- WRITTEN PROBLEM: Give every line again exactly as it appears, please, but not the pictures.

- PROVIDED ENTRIES:
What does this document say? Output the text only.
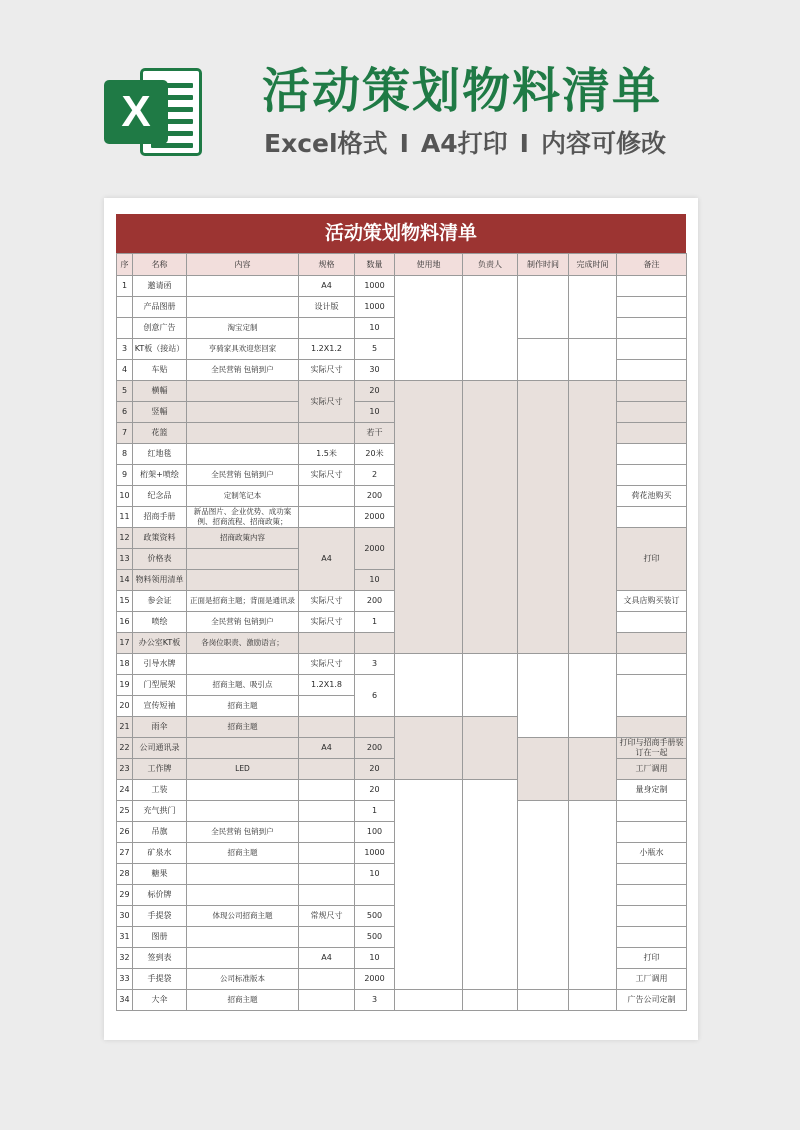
X	活动策划物料清单
Excel格式 I A4打印 I 内容可修改
活动策划物料清单
序	名称	内容	规格	数量	使用地	负责人	制作时间	完成时间	备注
1	邀请函		A4	1000					
	产品图册		设计版	1000					
	创意广告	淘宝定制		10					
3	KT板（接站）	亨骑家具欢迎您回家	1.2X1.2	5					
4	车贴	全民营销 包销到户	实际尺寸	30					
5	横幅		实际尺寸	20					
6	竖幅			10					
7	花篮			若干					
8	红地毯		1.5米	20米					
9	桁架+喷绘	全民营销 包销到户	实际尺寸	2					
10	纪念品	定制笔记本		200					荷花池购买
11	招商手册	新品图片、企业优势、成功案例、招商流程、招商政策；		2000					
12	政策资料	招商政策内容	A4	2000					打印
13	价格表								
14	物料领用清单			10					
15	参会证	正面是招商主题；背面是通讯录	实际尺寸	200					文具店购买装订
16	喷绘	全民营销 包销到户	实际尺寸	1					
17	办公室KT板	各岗位职责、激励语言；							
18	引导水牌		实际尺寸	3					
19	门型展架	招商主题、吸引点	1.2X1.8	6					
20	宣传短袖	招商主题							
21	雨伞	招商主题							
22	公司通讯录		A4	200					打印与招商手册装订在一起
23	工作牌	LED		20					工厂调用
24	工装			20					量身定制
25	充气拱门			1					
26	吊旗	全民营销 包销到户		100					
27	矿泉水	招商主题		1000					小瓶水
28	糖果			10					
29	标价牌								
30	手提袋	体现公司招商主题	常规尺寸	500					
31	图册			500					
32	签到表		A4	10					打印
33	手提袋	公司标准版本		2000					工厂调用
34	大伞	招商主题		3					广告公司定制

- WRITTEN SOLUTION:
What does this document say? Output the text only.
X	活动策划物料清单
Excel格式 I A4打印 I 内容可修改
活动策划物料清单
序	名称	内容	规格	数量	使用地	负责人	制作时间	完成时间	备注
1	邀请函		A4	1000					
	产品图册		设计版	1000					
	创意广告	淘宝定制		10					
3	KT板（接站）	亨骑家具欢迎您回家	1.2X1.2	5					
4	车贴	全民营销 包销到户	实际尺寸	30					
5	横幅		实际尺寸	20					
6	竖幅			10					
7	花篮			若干					
8	红地毯		1.5米	20米					
9	桁架+喷绘	全民营销 包销到户	实际尺寸	2					
10	纪念品	定制笔记本		200					荷花池购买
11	招商手册	新品图片、企业优势、成功案例、招商流程、招商政策；		2000					
12	政策资料	招商政策内容	A4	2000					打印
13	价格表								
14	物料领用清单			10					
15	参会证	正面是招商主题；背面是通讯录	实际尺寸	200					文具店购买装订
16	喷绘	全民营销 包销到户	实际尺寸	1					
17	办公室KT板	各岗位职责、激励语言；							
18	引导水牌		实际尺寸	3					
19	门型展架	招商主题、吸引点	1.2X1.8	6					
20	宣传短袖	招商主题							
21	雨伞	招商主题							
22	公司通讯录		A4	200					打印与招商手册装订在一起
23	工作牌	LED		20					工厂调用
24	工装			20					量身定制
25	充气拱门			1					
26	吊旗	全民营销 包销到户		100					
27	矿泉水	招商主题		1000					小瓶水
28	糖果			10					
29	标价牌								
30	手提袋	体现公司招商主题	常规尺寸	500					
31	图册			500					
32	签到表		A4	10					打印
33	手提袋	公司标准版本		2000					工厂调用
34	大伞	招商主题		3					广告公司定制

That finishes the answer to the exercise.